┌──

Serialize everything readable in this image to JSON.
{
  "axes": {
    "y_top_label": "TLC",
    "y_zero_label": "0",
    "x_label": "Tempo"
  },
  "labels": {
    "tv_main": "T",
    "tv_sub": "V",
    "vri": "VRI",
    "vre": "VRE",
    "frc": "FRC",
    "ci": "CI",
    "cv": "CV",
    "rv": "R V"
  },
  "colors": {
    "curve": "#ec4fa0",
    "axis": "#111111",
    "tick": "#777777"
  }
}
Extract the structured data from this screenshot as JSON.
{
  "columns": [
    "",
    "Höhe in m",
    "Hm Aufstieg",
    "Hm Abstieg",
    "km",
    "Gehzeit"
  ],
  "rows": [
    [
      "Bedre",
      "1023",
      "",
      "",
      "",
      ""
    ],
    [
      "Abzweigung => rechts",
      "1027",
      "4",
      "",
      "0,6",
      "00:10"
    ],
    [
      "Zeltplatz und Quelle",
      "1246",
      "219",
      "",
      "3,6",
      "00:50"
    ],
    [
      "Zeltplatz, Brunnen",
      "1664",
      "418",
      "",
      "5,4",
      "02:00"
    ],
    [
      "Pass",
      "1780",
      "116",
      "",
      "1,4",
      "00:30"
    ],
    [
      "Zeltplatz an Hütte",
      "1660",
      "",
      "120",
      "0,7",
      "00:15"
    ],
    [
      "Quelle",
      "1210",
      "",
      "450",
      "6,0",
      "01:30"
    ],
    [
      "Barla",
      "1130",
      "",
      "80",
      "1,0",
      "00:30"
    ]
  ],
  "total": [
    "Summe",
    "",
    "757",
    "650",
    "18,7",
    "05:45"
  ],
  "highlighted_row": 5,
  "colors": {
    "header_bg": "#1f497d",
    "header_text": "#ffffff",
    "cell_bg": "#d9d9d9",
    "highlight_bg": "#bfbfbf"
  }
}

└──

Reproduce precisely the span of lines that begins at the line containing "Extract the structured" and ends with the last line of the listing.

▶ RESULT
Extract the structured data from this screenshot as JSON.
{
  "columns": [
    "",
    "Höhe in m",
    "Hm Aufstieg",
    "Hm Abstieg",
    "km",
    "Gehzeit"
  ],
  "rows": [
    [
      "Bedre",
      "1023",
      "",
      "",
      "",
      ""
    ],
    [
      "Abzweigung => rechts",
      "1027",
      "4",
      "",
      "0,6",
      "00:10"
    ],
    [
      "Zeltplatz und Quelle",
      "1246",
      "219",
      "",
      "3,6",
      "00:50"
    ],
    [
      "Zeltplatz, Brunnen",
      "1664",
      "418",
      "",
      "5,4",
      "02:00"
    ],
    [
      "Pass",
      "1780",
      "116",
      "",
      "1,4",
      "00:30"
    ],
    [
      "Zeltplatz an Hütte",
      "1660",
      "",
      "120",
      "0,7",
      "00:15"
    ],
    [
      "Quelle",
      "1210",
      "",
      "450",
      "6,0",
      "01:30"
    ],
    [
      "Barla",
      "1130",
      "",
      "80",
      "1,0",
      "00:30"
    ]
  ],
  "total": [
    "Summe",
    "",
    "757",
    "650",
    "18,7",
    "05:45"
  ],
  "highlighted_row": 5,
  "colors": {
    "header_bg": "#1f497d",
    "header_text": "#ffffff",
    "cell_bg": "#d9d9d9",
    "highlight_bg": "#bfbfbf"
  }
}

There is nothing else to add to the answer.